__BRANO PROPOSTO__.
A cura di Adriana Moltedo esperta di Comunicazione e Media
Mentre nel nostro paese si dichiara che le studentesse non amano le materie scientifiche e non rendono quanto i ragazzi, Tiziana Catarci matematica alla Sapienza di Roma, candidata a futura Rettore della stessa Università, anche se non può negare che su 300 che studiano matematica, solo 10 sono donne, è certa che si ha diritto di contare.
Anche a lei le dicevano che non aveva la faccia da ingegnere e si sbagliavano.
A conferma di ciò è nelle sale il film di Theodore Melfi. Basato sul libro Hidden Figures: The Story of the African-American Women Who Helped Win the Space Race di Margot Lee Shetterly, Il diritto di contare è un film candidato a tre premi Oscar.
E' stato uno dei grandi sconfitti nella notte degli Oscar. Un peccato, perché la storia vera delle tre donne di colore, Katherine Johnson, Dorothy Vaughn (Octavia Spencer, bravissima) e Mary Jackson (Janelle Monae), che, alla NASA, contribuirono in maniera determinante alla spedizione in orbita di John Glenn, meritava almeno un riconoscimento.
Octavia Spencer, quarantasette anni, nata a Montgomery, in Alabama, piccolina ma potente, è una di quelle attrici che provocano tifo immediato. Reazione che si rinnova nel Diritto di contare, interpreta Dorothy Vaughan, la matematica afro-americana che, insieme alle colleghe Katahrine Johnson e Mary Jackson, offrì fondamentale contributo alla riuscita delle missioni Apollo e quindi alla vittoria Usa nella conquista dello spazio.
Hidden figures, figure nascoste, che in Italia è Il Diritto di contare, è una storia vera perduta come tante, dimenticata anche negli Stati Uniti, perché racconta di donne nere e del loro genio e apporto essenziale in un mondo di massima virilità come la Nasa ai tempi dei primi voli spaziali, e di ossessione bianca contro i diritti civili che gli afroamericani avevano cominciato a chiedere con manifestazioni non violente.

__CONSEGNA__.
Stabilisci se ciascuna affermazione concorda con il brano sul film Il diritto di contare: rispondi sì o no e cita alla lettera le parole del brano che lo decidono.
1. Il film è candidato a tre premi Oscar.
2. Su 300 studenti di matematica, le donne sono 30.
3. Octavia Spencer è nata in Alabama.
L'elenco riportato più avanti non ha alcun ruolo in questo esercizio.

__MATERIALE FORNITO__.
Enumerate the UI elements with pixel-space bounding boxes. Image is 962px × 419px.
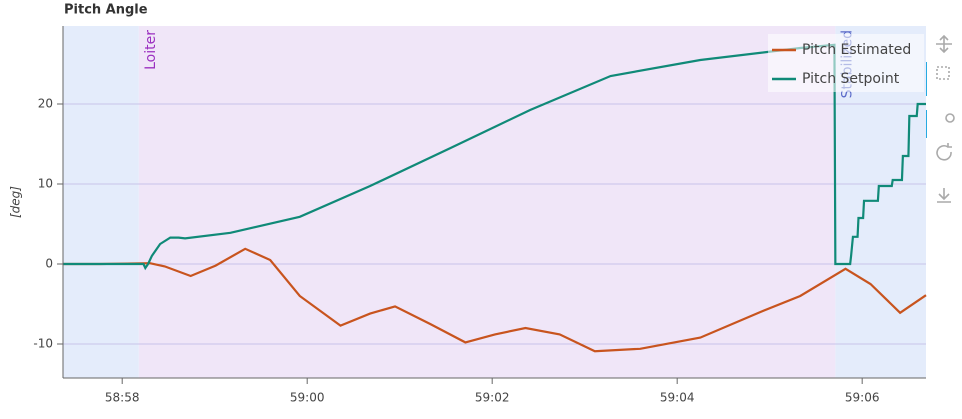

__RISPOSTA SVOLTA__.
1. Sì: "Il diritto di contare è un film candidato a tre premi Oscar"
2. No: "su 300 che studiano matematica, solo 10 sono donne"
3. Sì: "nata a Montgomery, in Alabama"